• _Textabschnitt_:
• • • • •

Also ich habe einen Apollish 140 in der Front meines Obsidian 650D. Wenn der Luftfilter nicht allzu dick ist sieht man den schon dennoch sehr gut:




			Dieser Inhalt steht nur eingeloggten Mitgliedern zur Verfügung.
        

 


			Dieser Inhalt steht nur eingeloggten Mitgliedern zur Verfügung.
        

 


			Dieser Inhalt steht nur eingeloggten Mitgliedern zur Verfügung.
        



Wenn es nicht der T.B. sondern der Apollish werden soll, dann würde ich den extra Stromkasten nicht nutzen, sondern den 3 poligen Anschluss ganz normal an eine Lüftersteuerung oder an's MoBo stecken. Anschließend das 2 polige LED-Kabel per ganz normalem 3 Pin Adapter (in die Mitte und den rechten stecken) an einen 4 poligen Molex anschließen. So kann der Lüfter geregelt werden, ohne dass das Licht dunkler wird. 

Oberhalb von 1000 U/min wird der Apollish kein Leisetreter, kann aber wenn es drauf ankommt schon ganz schön Wind machen. Die Verarbeitung und das Design sind erstklassig und entschädigen den doch recht hohen Preis mit einer tollen optischen Aufwertung des Gehäuses, sofern man auf Blinky Blinky steht.


----------



## POWER_TO_THE_GROUND (19. Mai 2012)

• • • • •

Auflistungen von Regionen und Beschriftungen
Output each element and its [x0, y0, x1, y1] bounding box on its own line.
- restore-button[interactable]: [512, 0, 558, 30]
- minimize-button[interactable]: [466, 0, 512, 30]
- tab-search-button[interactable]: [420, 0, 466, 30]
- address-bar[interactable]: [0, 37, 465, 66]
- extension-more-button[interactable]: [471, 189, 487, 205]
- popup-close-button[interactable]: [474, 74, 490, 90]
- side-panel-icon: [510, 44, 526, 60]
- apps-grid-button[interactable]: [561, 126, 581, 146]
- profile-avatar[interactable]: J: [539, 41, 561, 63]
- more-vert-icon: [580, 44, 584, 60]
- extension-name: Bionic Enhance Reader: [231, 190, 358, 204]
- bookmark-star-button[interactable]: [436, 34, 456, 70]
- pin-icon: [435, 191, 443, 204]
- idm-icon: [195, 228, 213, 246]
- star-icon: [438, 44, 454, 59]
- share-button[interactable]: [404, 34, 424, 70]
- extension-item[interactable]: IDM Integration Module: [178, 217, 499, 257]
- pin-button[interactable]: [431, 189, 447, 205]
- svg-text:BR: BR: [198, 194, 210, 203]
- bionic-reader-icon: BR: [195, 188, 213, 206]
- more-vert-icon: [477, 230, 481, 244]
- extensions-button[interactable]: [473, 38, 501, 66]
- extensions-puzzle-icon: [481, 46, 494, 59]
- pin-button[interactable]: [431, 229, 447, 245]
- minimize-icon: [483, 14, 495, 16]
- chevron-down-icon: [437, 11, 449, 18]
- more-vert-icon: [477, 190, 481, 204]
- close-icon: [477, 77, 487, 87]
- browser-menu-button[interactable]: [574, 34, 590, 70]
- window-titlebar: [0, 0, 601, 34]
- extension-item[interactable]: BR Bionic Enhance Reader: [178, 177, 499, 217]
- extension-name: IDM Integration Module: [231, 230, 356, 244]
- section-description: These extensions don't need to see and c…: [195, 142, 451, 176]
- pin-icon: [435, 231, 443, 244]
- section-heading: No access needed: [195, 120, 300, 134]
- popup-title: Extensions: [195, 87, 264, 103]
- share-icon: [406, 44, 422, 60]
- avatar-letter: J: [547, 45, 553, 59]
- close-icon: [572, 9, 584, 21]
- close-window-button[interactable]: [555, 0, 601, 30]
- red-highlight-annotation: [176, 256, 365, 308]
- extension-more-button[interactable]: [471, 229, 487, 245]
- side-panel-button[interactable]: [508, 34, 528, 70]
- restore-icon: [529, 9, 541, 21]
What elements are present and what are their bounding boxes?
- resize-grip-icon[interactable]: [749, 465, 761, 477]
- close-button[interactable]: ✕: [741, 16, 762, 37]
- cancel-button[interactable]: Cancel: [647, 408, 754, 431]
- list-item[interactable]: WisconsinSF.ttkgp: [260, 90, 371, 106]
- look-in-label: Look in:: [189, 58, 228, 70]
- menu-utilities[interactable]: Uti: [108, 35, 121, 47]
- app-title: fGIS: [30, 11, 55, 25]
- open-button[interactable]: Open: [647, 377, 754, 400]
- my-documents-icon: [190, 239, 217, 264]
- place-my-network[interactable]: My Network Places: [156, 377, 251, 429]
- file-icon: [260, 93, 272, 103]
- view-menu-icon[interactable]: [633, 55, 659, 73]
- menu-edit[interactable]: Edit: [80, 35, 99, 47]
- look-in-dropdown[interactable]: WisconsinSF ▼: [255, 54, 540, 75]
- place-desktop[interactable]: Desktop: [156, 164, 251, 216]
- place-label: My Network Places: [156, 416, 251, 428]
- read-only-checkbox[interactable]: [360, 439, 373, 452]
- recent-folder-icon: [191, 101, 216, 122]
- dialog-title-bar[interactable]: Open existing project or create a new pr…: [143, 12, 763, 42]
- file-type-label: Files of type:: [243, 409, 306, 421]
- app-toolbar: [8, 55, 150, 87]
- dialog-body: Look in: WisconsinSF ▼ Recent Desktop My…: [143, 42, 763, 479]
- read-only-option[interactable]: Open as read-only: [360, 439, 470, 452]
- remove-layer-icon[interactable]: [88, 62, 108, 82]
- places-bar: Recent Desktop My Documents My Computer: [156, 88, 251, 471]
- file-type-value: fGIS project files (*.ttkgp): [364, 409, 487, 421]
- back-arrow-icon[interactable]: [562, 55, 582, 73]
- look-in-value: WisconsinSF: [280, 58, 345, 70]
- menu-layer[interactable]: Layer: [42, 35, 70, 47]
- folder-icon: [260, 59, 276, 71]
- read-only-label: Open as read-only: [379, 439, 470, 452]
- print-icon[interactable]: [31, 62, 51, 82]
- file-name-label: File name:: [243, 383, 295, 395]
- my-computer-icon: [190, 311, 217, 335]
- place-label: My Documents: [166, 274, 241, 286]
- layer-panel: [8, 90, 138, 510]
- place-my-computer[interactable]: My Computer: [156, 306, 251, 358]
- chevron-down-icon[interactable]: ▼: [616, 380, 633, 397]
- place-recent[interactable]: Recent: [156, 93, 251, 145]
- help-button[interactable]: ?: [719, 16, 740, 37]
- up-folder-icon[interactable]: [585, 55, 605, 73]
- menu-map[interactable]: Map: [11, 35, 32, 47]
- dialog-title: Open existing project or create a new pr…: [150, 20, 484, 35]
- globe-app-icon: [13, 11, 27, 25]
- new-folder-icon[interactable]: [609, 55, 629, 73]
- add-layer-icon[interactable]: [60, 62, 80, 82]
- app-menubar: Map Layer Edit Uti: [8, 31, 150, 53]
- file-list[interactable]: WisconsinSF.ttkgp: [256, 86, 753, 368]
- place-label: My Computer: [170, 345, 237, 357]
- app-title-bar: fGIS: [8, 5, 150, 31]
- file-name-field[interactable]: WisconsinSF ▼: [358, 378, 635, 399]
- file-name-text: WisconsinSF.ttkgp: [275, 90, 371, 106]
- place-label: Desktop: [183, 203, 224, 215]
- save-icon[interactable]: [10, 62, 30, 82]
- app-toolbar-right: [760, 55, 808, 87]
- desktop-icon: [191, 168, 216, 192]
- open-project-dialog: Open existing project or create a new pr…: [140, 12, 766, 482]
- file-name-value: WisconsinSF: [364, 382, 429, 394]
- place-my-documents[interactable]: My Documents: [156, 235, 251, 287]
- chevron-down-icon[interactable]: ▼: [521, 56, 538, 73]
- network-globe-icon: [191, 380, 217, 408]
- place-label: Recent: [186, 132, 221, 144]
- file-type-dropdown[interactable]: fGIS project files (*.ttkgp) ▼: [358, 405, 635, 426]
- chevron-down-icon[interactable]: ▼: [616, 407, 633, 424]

• • • • •

• _Aufgaben_:
a: In welchem Gehäuse sitzt laut dem Forumsbeitrag über den Apollish der Apollish 140?
b: Wiederhole aus dem Forumsbeitrag über den Apollish wortgetreu den Abschnitt, der bei "Wenn es nicht" beginnt und bei "(19. Mai 2012)" endet.
Maßgeblich ist allein der Forumsbeitrag.

• _Antworten je Aufgabe_:
a: In der Front eines Obsidian 650D.

b:
Wenn es nicht der T.B. sondern der Apollish werden soll, dann würde ich den extra Stromkasten nicht nutzen, sondern den 3 poligen Anschluss ganz normal an eine Lüftersteuerung oder an's MoBo stecken. Anschließend das 2 polige LED-Kabel per ganz normalem 3 Pin Adapter (in die Mitte und den rechten stecken) an einen 4 poligen Molex anschließen. So kann der Lüfter geregelt werden, ohne dass das Licht dunkler wird. 

Oberhalb von 1000 U/min wird der Apollish kein Leisetreter, kann aber wenn es drauf ankommt schon ganz schön Wind machen. Die Verarbeitung und das Design sind erstklassig und entschädigen den doch recht hohen Preis mit einer tollen optischen Aufwertung des Gehäuses, sofern man auf Blinky Blinky steht.


----------



## POWER_TO_THE_GROUND (19. Mai 2012)